> What you are asked to do
Reproduce every one of the following rows word for word.

> Records for this task
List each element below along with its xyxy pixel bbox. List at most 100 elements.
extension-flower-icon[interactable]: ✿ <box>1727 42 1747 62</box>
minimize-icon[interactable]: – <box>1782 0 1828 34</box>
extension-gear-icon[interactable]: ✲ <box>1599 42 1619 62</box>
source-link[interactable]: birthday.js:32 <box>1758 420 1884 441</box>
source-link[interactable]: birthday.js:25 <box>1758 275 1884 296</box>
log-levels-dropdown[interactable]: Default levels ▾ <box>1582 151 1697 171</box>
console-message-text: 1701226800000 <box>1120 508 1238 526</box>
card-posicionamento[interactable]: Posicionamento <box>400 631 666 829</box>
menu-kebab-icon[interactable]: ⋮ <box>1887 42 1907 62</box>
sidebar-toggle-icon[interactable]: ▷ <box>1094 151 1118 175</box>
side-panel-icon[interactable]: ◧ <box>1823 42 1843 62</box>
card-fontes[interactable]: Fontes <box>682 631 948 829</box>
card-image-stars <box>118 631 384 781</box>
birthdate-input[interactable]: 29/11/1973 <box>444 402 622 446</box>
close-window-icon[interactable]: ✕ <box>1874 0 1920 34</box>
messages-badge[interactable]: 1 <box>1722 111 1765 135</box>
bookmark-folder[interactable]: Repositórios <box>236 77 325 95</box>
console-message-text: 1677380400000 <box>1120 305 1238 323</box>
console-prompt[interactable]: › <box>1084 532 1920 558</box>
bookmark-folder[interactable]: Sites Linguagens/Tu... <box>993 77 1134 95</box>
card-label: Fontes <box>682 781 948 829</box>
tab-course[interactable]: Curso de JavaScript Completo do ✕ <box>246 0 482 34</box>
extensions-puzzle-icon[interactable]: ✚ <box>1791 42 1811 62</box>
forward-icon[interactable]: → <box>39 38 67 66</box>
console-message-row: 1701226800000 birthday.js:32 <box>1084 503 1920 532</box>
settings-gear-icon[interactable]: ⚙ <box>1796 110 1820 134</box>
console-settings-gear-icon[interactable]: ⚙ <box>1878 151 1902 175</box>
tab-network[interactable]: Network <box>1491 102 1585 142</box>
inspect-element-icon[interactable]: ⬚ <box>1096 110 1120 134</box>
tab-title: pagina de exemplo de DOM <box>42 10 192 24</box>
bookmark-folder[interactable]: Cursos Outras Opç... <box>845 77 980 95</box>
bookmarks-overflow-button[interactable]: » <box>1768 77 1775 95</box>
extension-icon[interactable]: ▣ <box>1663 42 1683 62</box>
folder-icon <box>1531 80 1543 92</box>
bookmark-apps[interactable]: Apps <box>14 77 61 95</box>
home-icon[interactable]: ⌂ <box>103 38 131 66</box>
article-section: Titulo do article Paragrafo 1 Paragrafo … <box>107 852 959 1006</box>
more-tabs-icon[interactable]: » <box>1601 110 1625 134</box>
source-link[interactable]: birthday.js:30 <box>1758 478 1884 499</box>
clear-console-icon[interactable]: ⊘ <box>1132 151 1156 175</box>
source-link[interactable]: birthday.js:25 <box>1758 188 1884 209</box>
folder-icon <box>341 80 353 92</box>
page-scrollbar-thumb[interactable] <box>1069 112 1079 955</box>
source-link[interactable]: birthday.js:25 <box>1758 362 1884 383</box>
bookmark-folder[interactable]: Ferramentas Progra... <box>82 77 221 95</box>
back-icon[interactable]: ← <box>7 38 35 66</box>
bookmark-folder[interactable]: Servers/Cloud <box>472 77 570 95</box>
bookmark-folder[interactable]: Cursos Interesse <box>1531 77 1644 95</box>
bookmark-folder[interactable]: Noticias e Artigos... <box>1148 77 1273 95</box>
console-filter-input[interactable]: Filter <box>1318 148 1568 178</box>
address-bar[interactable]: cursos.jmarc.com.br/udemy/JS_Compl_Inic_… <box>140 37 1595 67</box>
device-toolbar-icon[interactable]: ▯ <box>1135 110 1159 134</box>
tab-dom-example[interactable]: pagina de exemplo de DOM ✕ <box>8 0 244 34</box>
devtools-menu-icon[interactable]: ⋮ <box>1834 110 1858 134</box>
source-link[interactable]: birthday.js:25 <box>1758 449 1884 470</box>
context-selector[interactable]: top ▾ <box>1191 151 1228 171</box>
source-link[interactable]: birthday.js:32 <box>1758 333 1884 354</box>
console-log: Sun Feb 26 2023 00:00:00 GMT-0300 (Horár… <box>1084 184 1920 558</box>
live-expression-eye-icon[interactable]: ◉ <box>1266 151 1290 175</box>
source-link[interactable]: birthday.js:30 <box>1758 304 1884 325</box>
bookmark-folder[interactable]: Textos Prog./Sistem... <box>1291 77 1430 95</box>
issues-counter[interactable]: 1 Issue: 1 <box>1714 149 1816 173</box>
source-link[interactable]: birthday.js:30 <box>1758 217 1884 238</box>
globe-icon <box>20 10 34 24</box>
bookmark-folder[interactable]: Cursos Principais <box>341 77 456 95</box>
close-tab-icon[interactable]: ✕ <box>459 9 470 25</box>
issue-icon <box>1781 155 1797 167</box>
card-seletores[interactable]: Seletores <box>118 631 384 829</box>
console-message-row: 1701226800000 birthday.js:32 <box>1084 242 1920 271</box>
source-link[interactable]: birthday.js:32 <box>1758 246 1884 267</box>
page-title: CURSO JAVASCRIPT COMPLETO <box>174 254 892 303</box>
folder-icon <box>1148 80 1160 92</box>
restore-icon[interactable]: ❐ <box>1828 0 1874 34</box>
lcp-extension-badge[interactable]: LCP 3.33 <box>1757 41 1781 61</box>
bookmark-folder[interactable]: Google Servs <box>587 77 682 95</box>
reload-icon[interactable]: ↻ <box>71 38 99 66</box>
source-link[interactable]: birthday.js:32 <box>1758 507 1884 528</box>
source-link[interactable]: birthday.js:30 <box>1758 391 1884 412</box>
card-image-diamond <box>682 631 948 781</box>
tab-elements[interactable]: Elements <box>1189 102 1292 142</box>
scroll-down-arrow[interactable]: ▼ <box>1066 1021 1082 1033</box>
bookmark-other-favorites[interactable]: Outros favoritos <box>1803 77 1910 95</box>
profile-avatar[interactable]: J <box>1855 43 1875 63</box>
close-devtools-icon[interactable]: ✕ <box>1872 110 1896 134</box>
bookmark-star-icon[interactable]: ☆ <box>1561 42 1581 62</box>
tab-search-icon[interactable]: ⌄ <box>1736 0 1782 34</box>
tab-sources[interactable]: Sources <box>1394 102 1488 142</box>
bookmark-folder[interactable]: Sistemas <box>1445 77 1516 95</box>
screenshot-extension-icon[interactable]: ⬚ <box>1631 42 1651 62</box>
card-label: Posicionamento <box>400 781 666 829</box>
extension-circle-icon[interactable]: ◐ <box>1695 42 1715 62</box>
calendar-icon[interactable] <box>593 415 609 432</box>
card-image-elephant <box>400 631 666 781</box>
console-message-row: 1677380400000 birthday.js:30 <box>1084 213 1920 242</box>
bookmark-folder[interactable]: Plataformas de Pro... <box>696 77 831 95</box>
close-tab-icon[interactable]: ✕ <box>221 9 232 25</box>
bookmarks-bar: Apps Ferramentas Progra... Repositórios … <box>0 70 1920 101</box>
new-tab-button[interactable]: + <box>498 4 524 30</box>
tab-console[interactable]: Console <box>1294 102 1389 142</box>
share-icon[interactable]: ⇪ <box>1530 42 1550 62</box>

> Response to the task
List each element below along with its xyxy pixel bbox. List at most 100 elements.
extension-flower-icon[interactable]: ✿ <box>1727 42 1747 62</box>
minimize-icon[interactable]: – <box>1782 0 1828 34</box>
extension-gear-icon[interactable]: ✲ <box>1599 42 1619 62</box>
source-link[interactable]: birthday.js:32 <box>1758 420 1884 441</box>
source-link[interactable]: birthday.js:25 <box>1758 275 1884 296</box>
log-levels-dropdown[interactable]: Default levels ▾ <box>1582 151 1697 171</box>
console-message-text: 1701226800000 <box>1120 508 1238 526</box>
card-posicionamento[interactable]: Posicionamento <box>400 631 666 829</box>
menu-kebab-icon[interactable]: ⋮ <box>1887 42 1907 62</box>
sidebar-toggle-icon[interactable]: ▷ <box>1094 151 1118 175</box>
side-panel-icon[interactable]: ◧ <box>1823 42 1843 62</box>
card-fontes[interactable]: Fontes <box>682 631 948 829</box>
card-image-stars <box>118 631 384 781</box>
birthdate-input[interactable]: 29/11/1973 <box>444 402 622 446</box>
close-window-icon[interactable]: ✕ <box>1874 0 1920 34</box>
messages-badge[interactable]: 1 <box>1722 111 1765 135</box>
bookmark-folder[interactable]: Repositórios <box>236 77 325 95</box>
console-message-text: 1677380400000 <box>1120 305 1238 323</box>
console-prompt[interactable]: › <box>1084 532 1920 558</box>
bookmark-folder[interactable]: Sites Linguagens/Tu... <box>993 77 1134 95</box>
card-label: Fontes <box>682 781 948 829</box>
tab-course[interactable]: Curso de JavaScript Completo do ✕ <box>246 0 482 34</box>
extensions-puzzle-icon[interactable]: ✚ <box>1791 42 1811 62</box>
forward-icon[interactable]: → <box>39 38 67 66</box>
console-message-row: 1701226800000 birthday.js:32 <box>1084 503 1920 532</box>
settings-gear-icon[interactable]: ⚙ <box>1796 110 1820 134</box>
console-settings-gear-icon[interactable]: ⚙ <box>1878 151 1902 175</box>
tab-network[interactable]: Network <box>1491 102 1585 142</box>
inspect-element-icon[interactable]: ⬚ <box>1096 110 1120 134</box>
tab-title: pagina de exemplo de DOM <box>42 10 192 24</box>
bookmark-folder[interactable]: Cursos Outras Opç... <box>845 77 980 95</box>
bookmarks-overflow-button[interactable]: » <box>1768 77 1775 95</box>
extension-icon[interactable]: ▣ <box>1663 42 1683 62</box>
folder-icon <box>1531 80 1543 92</box>
bookmark-apps[interactable]: Apps <box>14 77 61 95</box>
home-icon[interactable]: ⌂ <box>103 38 131 66</box>
article-section: Titulo do article Paragrafo 1 Paragrafo … <box>107 852 959 1006</box>
more-tabs-icon[interactable]: » <box>1601 110 1625 134</box>
source-link[interactable]: birthday.js:30 <box>1758 478 1884 499</box>
clear-console-icon[interactable]: ⊘ <box>1132 151 1156 175</box>
source-link[interactable]: birthday.js:25 <box>1758 188 1884 209</box>
folder-icon <box>341 80 353 92</box>
page-scrollbar-thumb[interactable] <box>1069 112 1079 955</box>
source-link[interactable]: birthday.js:25 <box>1758 362 1884 383</box>
bookmark-folder[interactable]: Ferramentas Progra... <box>82 77 221 95</box>
back-icon[interactable]: ← <box>7 38 35 66</box>
bookmark-folder[interactable]: Servers/Cloud <box>472 77 570 95</box>
bookmark-folder[interactable]: Cursos Interesse <box>1531 77 1644 95</box>
bookmark-folder[interactable]: Noticias e Artigos... <box>1148 77 1273 95</box>
console-filter-input[interactable]: Filter <box>1318 148 1568 178</box>
address-bar[interactable]: cursos.jmarc.com.br/udemy/JS_Compl_Inic_… <box>140 37 1595 67</box>
device-toolbar-icon[interactable]: ▯ <box>1135 110 1159 134</box>
tab-dom-example[interactable]: pagina de exemplo de DOM ✕ <box>8 0 244 34</box>
devtools-menu-icon[interactable]: ⋮ <box>1834 110 1858 134</box>
source-link[interactable]: birthday.js:25 <box>1758 449 1884 470</box>
context-selector[interactable]: top ▾ <box>1191 151 1228 171</box>
source-link[interactable]: birthday.js:32 <box>1758 333 1884 354</box>
console-log: Sun Feb 26 2023 00:00:00 GMT-0300 (Horár… <box>1084 184 1920 558</box>
live-expression-eye-icon[interactable]: ◉ <box>1266 151 1290 175</box>
source-link[interactable]: birthday.js:30 <box>1758 304 1884 325</box>
bookmark-folder[interactable]: Textos Prog./Sistem... <box>1291 77 1430 95</box>
issues-counter[interactable]: 1 Issue: 1 <box>1714 149 1816 173</box>
source-link[interactable]: birthday.js:30 <box>1758 217 1884 238</box>
globe-icon <box>20 10 34 24</box>
bookmark-folder[interactable]: Cursos Principais <box>341 77 456 95</box>
close-tab-icon[interactable]: ✕ <box>459 9 470 25</box>
issue-icon <box>1781 155 1797 167</box>
card-seletores[interactable]: Seletores <box>118 631 384 829</box>
console-message-row: 1701226800000 birthday.js:32 <box>1084 242 1920 271</box>
source-link[interactable]: birthday.js:32 <box>1758 246 1884 267</box>
page-title: CURSO JAVASCRIPT COMPLETO <box>174 254 892 303</box>
folder-icon <box>1148 80 1160 92</box>
restore-icon[interactable]: ❐ <box>1828 0 1874 34</box>
lcp-extension-badge[interactable]: LCP 3.33 <box>1757 41 1781 61</box>
bookmark-folder[interactable]: Google Servs <box>587 77 682 95</box>
reload-icon[interactable]: ↻ <box>71 38 99 66</box>
source-link[interactable]: birthday.js:32 <box>1758 507 1884 528</box>
source-link[interactable]: birthday.js:30 <box>1758 391 1884 412</box>
card-image-diamond <box>682 631 948 781</box>
tab-elements[interactable]: Elements <box>1189 102 1292 142</box>
scroll-down-arrow[interactable]: ▼ <box>1066 1021 1082 1033</box>
bookmark-other-favorites[interactable]: Outros favoritos <box>1803 77 1910 95</box>
profile-avatar[interactable]: J <box>1855 43 1875 63</box>
close-devtools-icon[interactable]: ✕ <box>1872 110 1896 134</box>
bookmark-star-icon[interactable]: ☆ <box>1561 42 1581 62</box>
tab-search-icon[interactable]: ⌄ <box>1736 0 1782 34</box>
tab-sources[interactable]: Sources <box>1394 102 1488 142</box>
bookmark-folder[interactable]: Sistemas <box>1445 77 1516 95</box>
screenshot-extension-icon[interactable]: ⬚ <box>1631 42 1651 62</box>
card-label: Posicionamento <box>400 781 666 829</box>
extension-circle-icon[interactable]: ◐ <box>1695 42 1715 62</box>
calendar-icon[interactable] <box>593 415 609 432</box>
card-image-elephant <box>400 631 666 781</box>
console-message-row: 1677380400000 birthday.js:30 <box>1084 213 1920 242</box>
bookmark-folder[interactable]: Plataformas de Pro... <box>696 77 831 95</box>
close-tab-icon[interactable]: ✕ <box>221 9 232 25</box>
bookmarks-bar: Apps Ferramentas Progra... Repositórios … <box>0 70 1920 101</box>
new-tab-button[interactable]: + <box>498 4 524 30</box>
tab-console[interactable]: Console <box>1294 102 1389 142</box>
share-icon[interactable]: ⇪ <box>1530 42 1550 62</box>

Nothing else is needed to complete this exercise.